YOUR OBJECTIVE: The records that follow should be retyped word for word.

ITEMS:
++++++++

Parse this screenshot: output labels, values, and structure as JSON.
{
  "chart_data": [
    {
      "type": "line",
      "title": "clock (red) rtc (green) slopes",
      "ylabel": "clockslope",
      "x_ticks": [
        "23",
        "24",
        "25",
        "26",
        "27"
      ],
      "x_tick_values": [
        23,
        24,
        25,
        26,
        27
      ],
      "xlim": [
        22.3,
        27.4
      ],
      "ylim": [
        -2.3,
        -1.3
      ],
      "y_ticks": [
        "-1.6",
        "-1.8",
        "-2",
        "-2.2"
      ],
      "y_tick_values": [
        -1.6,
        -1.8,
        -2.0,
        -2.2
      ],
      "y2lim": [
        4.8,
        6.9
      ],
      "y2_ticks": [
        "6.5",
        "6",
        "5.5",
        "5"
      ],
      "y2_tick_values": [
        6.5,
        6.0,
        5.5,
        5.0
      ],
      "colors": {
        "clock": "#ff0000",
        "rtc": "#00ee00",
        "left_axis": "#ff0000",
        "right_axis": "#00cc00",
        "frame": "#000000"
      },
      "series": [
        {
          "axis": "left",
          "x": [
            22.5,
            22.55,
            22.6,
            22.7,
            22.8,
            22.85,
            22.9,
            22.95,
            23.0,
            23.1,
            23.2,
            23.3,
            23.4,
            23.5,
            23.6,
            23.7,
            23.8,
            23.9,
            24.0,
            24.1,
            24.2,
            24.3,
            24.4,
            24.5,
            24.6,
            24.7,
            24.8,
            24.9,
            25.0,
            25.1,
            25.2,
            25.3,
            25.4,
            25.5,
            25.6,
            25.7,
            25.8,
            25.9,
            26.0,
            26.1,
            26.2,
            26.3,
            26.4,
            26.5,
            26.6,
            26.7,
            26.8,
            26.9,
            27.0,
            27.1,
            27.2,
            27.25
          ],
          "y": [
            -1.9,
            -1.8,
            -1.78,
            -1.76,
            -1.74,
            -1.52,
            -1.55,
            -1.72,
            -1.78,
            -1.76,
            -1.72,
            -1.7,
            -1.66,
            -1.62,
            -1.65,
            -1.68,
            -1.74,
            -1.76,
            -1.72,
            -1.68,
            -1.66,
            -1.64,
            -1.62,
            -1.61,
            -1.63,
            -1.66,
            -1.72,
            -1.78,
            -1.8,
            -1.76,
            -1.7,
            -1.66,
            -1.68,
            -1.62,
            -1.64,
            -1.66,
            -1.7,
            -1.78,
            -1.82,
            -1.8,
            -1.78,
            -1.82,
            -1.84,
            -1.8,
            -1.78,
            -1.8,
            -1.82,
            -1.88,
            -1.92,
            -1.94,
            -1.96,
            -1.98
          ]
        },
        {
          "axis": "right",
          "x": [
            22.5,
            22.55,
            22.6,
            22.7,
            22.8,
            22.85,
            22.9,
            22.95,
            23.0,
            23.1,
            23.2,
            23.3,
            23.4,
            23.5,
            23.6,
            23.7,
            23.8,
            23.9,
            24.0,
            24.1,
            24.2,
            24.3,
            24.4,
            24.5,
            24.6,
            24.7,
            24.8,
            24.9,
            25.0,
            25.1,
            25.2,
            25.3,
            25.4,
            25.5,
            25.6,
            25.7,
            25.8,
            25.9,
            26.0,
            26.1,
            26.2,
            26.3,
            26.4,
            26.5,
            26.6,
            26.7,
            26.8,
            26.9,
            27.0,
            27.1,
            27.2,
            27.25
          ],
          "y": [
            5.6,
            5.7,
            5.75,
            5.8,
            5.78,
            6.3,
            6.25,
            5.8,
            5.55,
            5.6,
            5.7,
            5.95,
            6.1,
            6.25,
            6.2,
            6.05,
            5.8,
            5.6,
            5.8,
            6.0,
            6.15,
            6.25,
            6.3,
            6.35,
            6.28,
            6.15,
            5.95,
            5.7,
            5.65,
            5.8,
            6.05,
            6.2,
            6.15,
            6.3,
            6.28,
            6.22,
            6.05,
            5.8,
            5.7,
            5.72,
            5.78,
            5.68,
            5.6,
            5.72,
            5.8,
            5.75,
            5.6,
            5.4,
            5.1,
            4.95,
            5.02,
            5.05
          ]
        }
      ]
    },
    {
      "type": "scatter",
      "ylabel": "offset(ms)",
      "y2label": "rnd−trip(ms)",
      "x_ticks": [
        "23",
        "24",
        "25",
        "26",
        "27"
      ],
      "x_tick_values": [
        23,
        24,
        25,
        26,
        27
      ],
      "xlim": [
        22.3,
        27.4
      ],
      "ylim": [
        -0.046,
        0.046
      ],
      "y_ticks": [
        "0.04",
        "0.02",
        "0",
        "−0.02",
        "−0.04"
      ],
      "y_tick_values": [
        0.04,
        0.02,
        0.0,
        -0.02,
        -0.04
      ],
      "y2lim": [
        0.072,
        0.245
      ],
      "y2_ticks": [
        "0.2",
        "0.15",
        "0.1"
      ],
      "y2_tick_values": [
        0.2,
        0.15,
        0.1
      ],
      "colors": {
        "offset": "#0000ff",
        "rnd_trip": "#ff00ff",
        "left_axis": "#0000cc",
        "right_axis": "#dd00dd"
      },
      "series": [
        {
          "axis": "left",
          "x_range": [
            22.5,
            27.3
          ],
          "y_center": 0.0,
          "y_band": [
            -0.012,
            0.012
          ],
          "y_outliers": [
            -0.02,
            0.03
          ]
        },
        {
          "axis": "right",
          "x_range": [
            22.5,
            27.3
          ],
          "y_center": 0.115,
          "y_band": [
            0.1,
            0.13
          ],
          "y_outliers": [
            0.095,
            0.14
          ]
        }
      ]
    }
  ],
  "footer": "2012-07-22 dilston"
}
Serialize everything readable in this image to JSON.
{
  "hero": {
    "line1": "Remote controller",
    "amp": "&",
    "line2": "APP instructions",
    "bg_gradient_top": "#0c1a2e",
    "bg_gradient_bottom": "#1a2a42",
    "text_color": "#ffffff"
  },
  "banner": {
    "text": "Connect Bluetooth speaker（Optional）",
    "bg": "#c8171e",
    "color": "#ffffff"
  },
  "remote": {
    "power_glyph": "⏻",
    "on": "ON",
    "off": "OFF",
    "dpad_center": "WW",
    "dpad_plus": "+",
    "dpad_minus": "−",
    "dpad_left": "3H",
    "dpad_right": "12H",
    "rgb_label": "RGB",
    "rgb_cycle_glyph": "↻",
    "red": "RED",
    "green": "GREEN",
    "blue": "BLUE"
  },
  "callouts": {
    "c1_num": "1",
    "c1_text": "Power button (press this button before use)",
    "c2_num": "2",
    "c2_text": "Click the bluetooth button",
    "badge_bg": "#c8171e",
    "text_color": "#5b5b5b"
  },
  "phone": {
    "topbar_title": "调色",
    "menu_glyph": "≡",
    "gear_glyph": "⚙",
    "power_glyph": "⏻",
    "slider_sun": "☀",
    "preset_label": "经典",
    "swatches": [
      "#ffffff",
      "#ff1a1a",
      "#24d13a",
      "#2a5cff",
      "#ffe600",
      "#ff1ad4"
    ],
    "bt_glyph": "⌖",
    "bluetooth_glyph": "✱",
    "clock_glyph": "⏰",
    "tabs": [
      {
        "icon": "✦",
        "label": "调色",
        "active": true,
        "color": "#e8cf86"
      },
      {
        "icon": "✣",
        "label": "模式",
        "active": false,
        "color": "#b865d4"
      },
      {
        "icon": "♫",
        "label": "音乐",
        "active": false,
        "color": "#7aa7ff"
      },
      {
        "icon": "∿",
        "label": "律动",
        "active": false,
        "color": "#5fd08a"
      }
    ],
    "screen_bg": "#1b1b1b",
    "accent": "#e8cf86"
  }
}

++++++++

TASK ANSWER:
Parse this screenshot: output labels, values, and structure as JSON.
{
  "chart_data": [
    {
      "type": "line",
      "title": "clock (red) rtc (green) slopes",
      "ylabel": "clockslope",
      "x_ticks": [
        "23",
        "24",
        "25",
        "26",
        "27"
      ],
      "x_tick_values": [
        23,
        24,
        25,
        26,
        27
      ],
      "xlim": [
        22.3,
        27.4
      ],
      "ylim": [
        -2.3,
        -1.3
      ],
      "y_ticks": [
        "-1.6",
        "-1.8",
        "-2",
        "-2.2"
      ],
      "y_tick_values": [
        -1.6,
        -1.8,
        -2.0,
        -2.2
      ],
      "y2lim": [
        4.8,
        6.9
      ],
      "y2_ticks": [
        "6.5",
        "6",
        "5.5",
        "5"
      ],
      "y2_tick_values": [
        6.5,
        6.0,
        5.5,
        5.0
      ],
      "colors": {
        "clock": "#ff0000",
        "rtc": "#00ee00",
        "left_axis": "#ff0000",
        "right_axis": "#00cc00",
        "frame": "#000000"
      },
      "series": [
        {
          "axis": "left",
          "x": [
            22.5,
            22.55,
            22.6,
            22.7,
            22.8,
            22.85,
            22.9,
            22.95,
            23.0,
            23.1,
            23.2,
            23.3,
            23.4,
            23.5,
            23.6,
            23.7,
            23.8,
            23.9,
            24.0,
            24.1,
            24.2,
            24.3,
            24.4,
            24.5,
            24.6,
            24.7,
            24.8,
            24.9,
            25.0,
            25.1,
            25.2,
            25.3,
            25.4,
            25.5,
            25.6,
            25.7,
            25.8,
            25.9,
            26.0,
            26.1,
            26.2,
            26.3,
            26.4,
            26.5,
            26.6,
            26.7,
            26.8,
            26.9,
            27.0,
            27.1,
            27.2,
            27.25
          ],
          "y": [
            -1.9,
            -1.8,
            -1.78,
            -1.76,
            -1.74,
            -1.52,
            -1.55,
            -1.72,
            -1.78,
            -1.76,
            -1.72,
            -1.7,
            -1.66,
            -1.62,
            -1.65,
            -1.68,
            -1.74,
            -1.76,
            -1.72,
            -1.68,
            -1.66,
            -1.64,
            -1.62,
            -1.61,
            -1.63,
            -1.66,
            -1.72,
            -1.78,
            -1.8,
            -1.76,
            -1.7,
            -1.66,
            -1.68,
            -1.62,
            -1.64,
            -1.66,
            -1.7,
            -1.78,
            -1.82,
            -1.8,
            -1.78,
            -1.82,
            -1.84,
            -1.8,
            -1.78,
            -1.8,
            -1.82,
            -1.88,
            -1.92,
            -1.94,
            -1.96,
            -1.98
          ]
        },
        {
          "axis": "right",
          "x": [
            22.5,
            22.55,
            22.6,
            22.7,
            22.8,
            22.85,
            22.9,
            22.95,
            23.0,
            23.1,
            23.2,
            23.3,
            23.4,
            23.5,
            23.6,
            23.7,
            23.8,
            23.9,
            24.0,
            24.1,
            24.2,
            24.3,
            24.4,
            24.5,
            24.6,
            24.7,
            24.8,
            24.9,
            25.0,
            25.1,
            25.2,
            25.3,
            25.4,
            25.5,
            25.6,
            25.7,
            25.8,
            25.9,
            26.0,
            26.1,
            26.2,
            26.3,
            26.4,
            26.5,
            26.6,
            26.7,
            26.8,
            26.9,
            27.0,
            27.1,
            27.2,
            27.25
          ],
          "y": [
            5.6,
            5.7,
            5.75,
            5.8,
            5.78,
            6.3,
            6.25,
            5.8,
            5.55,
            5.6,
            5.7,
            5.95,
            6.1,
            6.25,
            6.2,
            6.05,
            5.8,
            5.6,
            5.8,
            6.0,
            6.15,
            6.25,
            6.3,
            6.35,
            6.28,
            6.15,
            5.95,
            5.7,
            5.65,
            5.8,
            6.05,
            6.2,
            6.15,
            6.3,
            6.28,
            6.22,
            6.05,
            5.8,
            5.7,
            5.72,
            5.78,
            5.68,
            5.6,
            5.72,
            5.8,
            5.75,
            5.6,
            5.4,
            5.1,
            4.95,
            5.02,
            5.05
          ]
        }
      ]
    },
    {
      "type": "scatter",
      "ylabel": "offset(ms)",
      "y2label": "rnd−trip(ms)",
      "x_ticks": [
        "23",
        "24",
        "25",
        "26",
        "27"
      ],
      "x_tick_values": [
        23,
        24,
        25,
        26,
        27
      ],
      "xlim": [
        22.3,
        27.4
      ],
      "ylim": [
        -0.046,
        0.046
      ],
      "y_ticks": [
        "0.04",
        "0.02",
        "0",
        "−0.02",
        "−0.04"
      ],
      "y_tick_values": [
        0.04,
        0.02,
        0.0,
        -0.02,
        -0.04
      ],
      "y2lim": [
        0.072,
        0.245
      ],
      "y2_ticks": [
        "0.2",
        "0.15",
        "0.1"
      ],
      "y2_tick_values": [
        0.2,
        0.15,
        0.1
      ],
      "colors": {
        "offset": "#0000ff",
        "rnd_trip": "#ff00ff",
        "left_axis": "#0000cc",
        "right_axis": "#dd00dd"
      },
      "series": [
        {
          "axis": "left",
          "x_range": [
            22.5,
            27.3
          ],
          "y_center": 0.0,
          "y_band": [
            -0.012,
            0.012
          ],
          "y_outliers": [
            -0.02,
            0.03
          ]
        },
        {
          "axis": "right",
          "x_range": [
            22.5,
            27.3
          ],
          "y_center": 0.115,
          "y_band": [
            0.1,
            0.13
          ],
          "y_outliers": [
            0.095,
            0.14
          ]
        }
      ]
    }
  ],
  "footer": "2012-07-22 dilston"
}
Serialize everything readable in this image to JSON.
{
  "hero": {
    "line1": "Remote controller",
    "amp": "&",
    "line2": "APP instructions",
    "bg_gradient_top": "#0c1a2e",
    "bg_gradient_bottom": "#1a2a42",
    "text_color": "#ffffff"
  },
  "banner": {
    "text": "Connect Bluetooth speaker（Optional）",
    "bg": "#c8171e",
    "color": "#ffffff"
  },
  "remote": {
    "power_glyph": "⏻",
    "on": "ON",
    "off": "OFF",
    "dpad_center": "WW",
    "dpad_plus": "+",
    "dpad_minus": "−",
    "dpad_left": "3H",
    "dpad_right": "12H",
    "rgb_label": "RGB",
    "rgb_cycle_glyph": "↻",
    "red": "RED",
    "green": "GREEN",
    "blue": "BLUE"
  },
  "callouts": {
    "c1_num": "1",
    "c1_text": "Power button (press this button before use)",
    "c2_num": "2",
    "c2_text": "Click the bluetooth button",
    "badge_bg": "#c8171e",
    "text_color": "#5b5b5b"
  },
  "phone": {
    "topbar_title": "调色",
    "menu_glyph": "≡",
    "gear_glyph": "⚙",
    "power_glyph": "⏻",
    "slider_sun": "☀",
    "preset_label": "经典",
    "swatches": [
      "#ffffff",
      "#ff1a1a",
      "#24d13a",
      "#2a5cff",
      "#ffe600",
      "#ff1ad4"
    ],
    "bt_glyph": "⌖",
    "bluetooth_glyph": "✱",
    "clock_glyph": "⏰",
    "tabs": [
      {
        "icon": "✦",
        "label": "调色",
        "active": true,
        "color": "#e8cf86"
      },
      {
        "icon": "✣",
        "label": "模式",
        "active": false,
        "color": "#b865d4"
      },
      {
        "icon": "♫",
        "label": "音乐",
        "active": false,
        "color": "#7aa7ff"
      },
      {
        "icon": "∿",
        "label": "律动",
        "active": false,
        "color": "#5fd08a"
      }
    ],
    "screen_bg": "#1b1b1b",
    "accent": "#e8cf86"
  }
}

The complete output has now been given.